_Records provided_:

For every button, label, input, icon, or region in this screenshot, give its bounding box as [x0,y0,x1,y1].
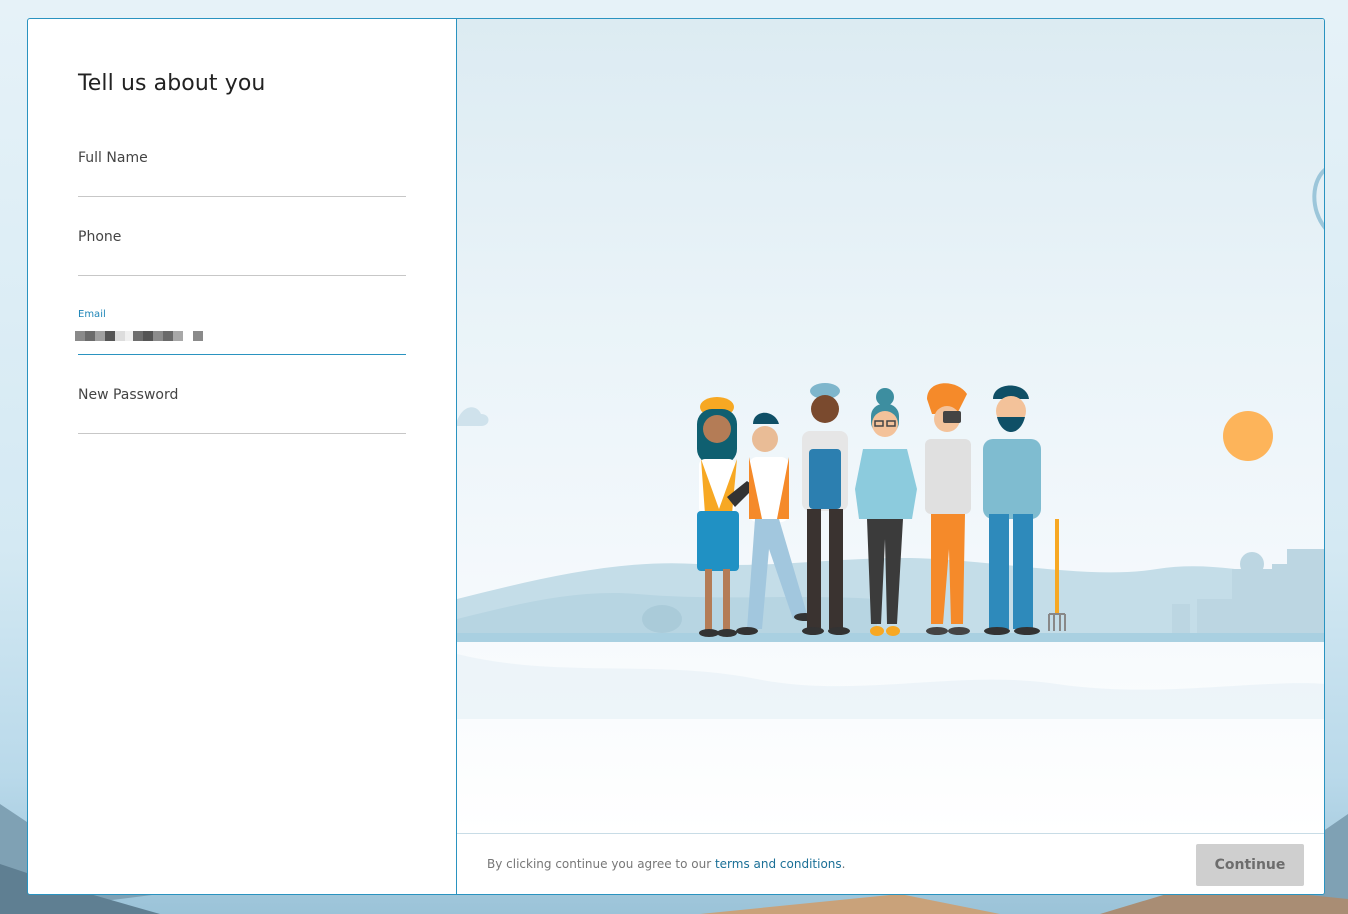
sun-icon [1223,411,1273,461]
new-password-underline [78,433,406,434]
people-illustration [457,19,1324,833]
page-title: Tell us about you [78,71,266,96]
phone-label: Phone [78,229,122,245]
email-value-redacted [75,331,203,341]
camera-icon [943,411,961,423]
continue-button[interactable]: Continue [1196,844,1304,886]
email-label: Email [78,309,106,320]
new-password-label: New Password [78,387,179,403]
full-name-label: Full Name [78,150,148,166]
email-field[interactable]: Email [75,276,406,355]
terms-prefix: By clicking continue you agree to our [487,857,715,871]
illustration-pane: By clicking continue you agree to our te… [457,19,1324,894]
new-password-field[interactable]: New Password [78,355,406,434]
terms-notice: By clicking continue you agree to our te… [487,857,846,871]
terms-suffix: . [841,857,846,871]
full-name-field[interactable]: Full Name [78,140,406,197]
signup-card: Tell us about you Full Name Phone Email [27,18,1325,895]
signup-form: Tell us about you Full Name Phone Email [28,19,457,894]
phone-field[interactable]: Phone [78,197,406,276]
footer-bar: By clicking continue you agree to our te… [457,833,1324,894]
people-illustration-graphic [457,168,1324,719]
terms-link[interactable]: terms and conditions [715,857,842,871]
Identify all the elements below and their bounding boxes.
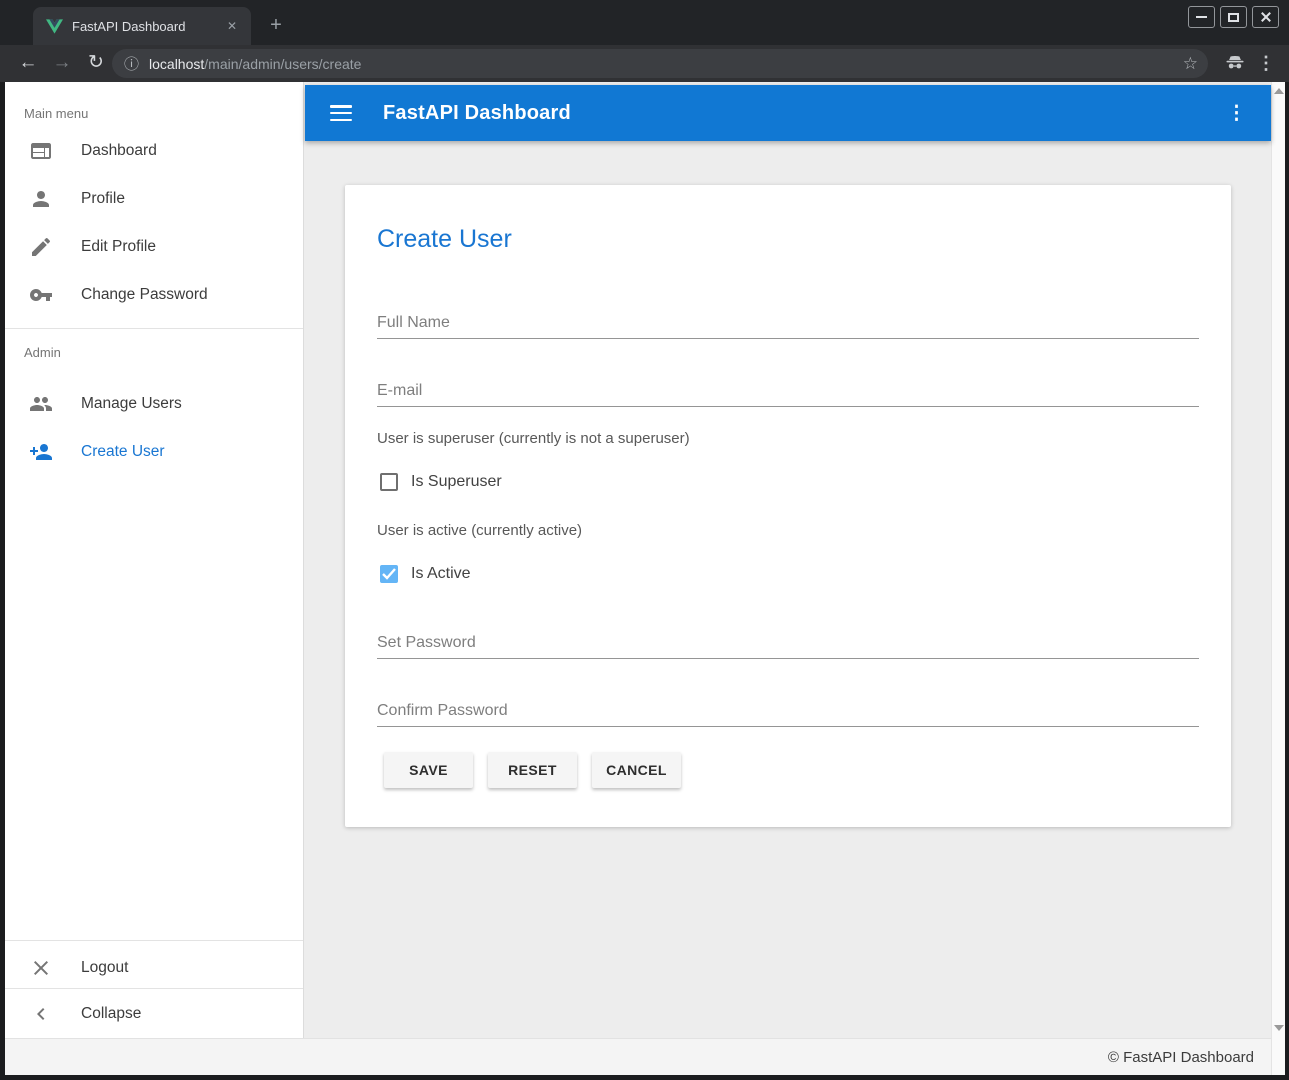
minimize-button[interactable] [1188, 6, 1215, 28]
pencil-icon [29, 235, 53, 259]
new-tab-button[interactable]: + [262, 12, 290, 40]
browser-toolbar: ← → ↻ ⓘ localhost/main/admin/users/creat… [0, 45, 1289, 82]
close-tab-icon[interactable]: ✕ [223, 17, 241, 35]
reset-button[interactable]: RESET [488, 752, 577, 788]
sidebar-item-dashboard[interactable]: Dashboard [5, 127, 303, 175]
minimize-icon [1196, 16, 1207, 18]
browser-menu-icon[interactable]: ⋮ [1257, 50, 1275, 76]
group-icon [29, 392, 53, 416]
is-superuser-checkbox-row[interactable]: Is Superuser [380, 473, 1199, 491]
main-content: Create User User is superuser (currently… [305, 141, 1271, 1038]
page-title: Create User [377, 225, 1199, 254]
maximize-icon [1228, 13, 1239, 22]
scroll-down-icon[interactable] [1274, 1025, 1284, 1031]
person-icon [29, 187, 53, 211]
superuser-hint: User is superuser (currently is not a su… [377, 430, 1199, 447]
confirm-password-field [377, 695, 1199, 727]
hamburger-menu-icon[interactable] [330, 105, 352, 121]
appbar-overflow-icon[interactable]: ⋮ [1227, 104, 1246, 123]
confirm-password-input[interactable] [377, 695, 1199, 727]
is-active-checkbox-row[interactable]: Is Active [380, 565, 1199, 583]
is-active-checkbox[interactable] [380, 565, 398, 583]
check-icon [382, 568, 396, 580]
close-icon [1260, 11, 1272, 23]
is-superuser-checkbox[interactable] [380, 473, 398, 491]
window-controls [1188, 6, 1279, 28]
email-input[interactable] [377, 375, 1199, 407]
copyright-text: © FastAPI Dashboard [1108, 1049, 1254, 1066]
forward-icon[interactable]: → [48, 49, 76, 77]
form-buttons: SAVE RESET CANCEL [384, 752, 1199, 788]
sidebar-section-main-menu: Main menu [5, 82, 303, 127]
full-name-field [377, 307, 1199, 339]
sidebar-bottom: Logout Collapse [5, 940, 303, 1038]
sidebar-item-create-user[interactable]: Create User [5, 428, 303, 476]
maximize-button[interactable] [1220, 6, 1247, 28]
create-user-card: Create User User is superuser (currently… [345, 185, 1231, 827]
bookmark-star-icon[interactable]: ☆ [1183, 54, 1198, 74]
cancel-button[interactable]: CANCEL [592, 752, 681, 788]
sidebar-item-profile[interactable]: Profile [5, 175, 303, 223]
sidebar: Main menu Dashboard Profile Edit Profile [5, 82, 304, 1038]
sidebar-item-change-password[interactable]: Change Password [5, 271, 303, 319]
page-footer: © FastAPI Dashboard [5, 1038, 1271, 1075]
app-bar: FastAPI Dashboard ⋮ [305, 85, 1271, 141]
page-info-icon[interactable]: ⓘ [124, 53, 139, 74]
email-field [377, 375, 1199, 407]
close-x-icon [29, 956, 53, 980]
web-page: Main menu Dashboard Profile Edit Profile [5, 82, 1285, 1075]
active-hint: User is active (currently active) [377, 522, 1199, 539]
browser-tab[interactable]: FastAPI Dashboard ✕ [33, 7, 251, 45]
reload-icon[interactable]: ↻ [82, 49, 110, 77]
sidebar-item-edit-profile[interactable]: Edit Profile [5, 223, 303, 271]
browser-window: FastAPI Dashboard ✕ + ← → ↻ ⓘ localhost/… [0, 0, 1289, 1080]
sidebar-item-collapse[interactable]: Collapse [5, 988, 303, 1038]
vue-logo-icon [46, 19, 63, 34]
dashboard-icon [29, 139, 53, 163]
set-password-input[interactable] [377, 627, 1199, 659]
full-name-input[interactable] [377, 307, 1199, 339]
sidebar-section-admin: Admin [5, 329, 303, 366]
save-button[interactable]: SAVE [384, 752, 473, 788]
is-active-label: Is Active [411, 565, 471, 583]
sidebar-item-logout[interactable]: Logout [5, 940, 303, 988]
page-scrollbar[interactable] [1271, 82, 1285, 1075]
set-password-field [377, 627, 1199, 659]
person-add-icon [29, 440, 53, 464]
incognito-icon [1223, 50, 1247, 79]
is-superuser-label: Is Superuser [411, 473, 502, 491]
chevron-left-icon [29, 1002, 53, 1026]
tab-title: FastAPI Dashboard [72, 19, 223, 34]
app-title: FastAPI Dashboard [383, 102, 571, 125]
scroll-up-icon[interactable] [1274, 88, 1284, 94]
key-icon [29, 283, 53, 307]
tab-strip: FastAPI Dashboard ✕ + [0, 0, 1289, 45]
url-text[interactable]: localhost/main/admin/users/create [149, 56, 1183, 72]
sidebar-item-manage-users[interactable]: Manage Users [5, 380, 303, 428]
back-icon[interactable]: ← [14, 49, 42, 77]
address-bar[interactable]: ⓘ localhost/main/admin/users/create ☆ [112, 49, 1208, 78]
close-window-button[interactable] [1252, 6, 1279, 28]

_Problem to solve_: List every line in the records above that contains the word "password".

_Solution to this problem_:
new-password-underline [78,433,406,434]
new-password-label: New Password [78,387,179,403]
new-password-field[interactable]: New Password [78,355,406,434]
confirm-password-field [377, 695, 1199, 727]
confirm-password-input[interactable] [377, 695, 1199, 727]
sidebar-item-change-password[interactable]: Change Password [5, 271, 303, 319]
set-password-input[interactable] [377, 627, 1199, 659]
set-password-field [377, 627, 1199, 659]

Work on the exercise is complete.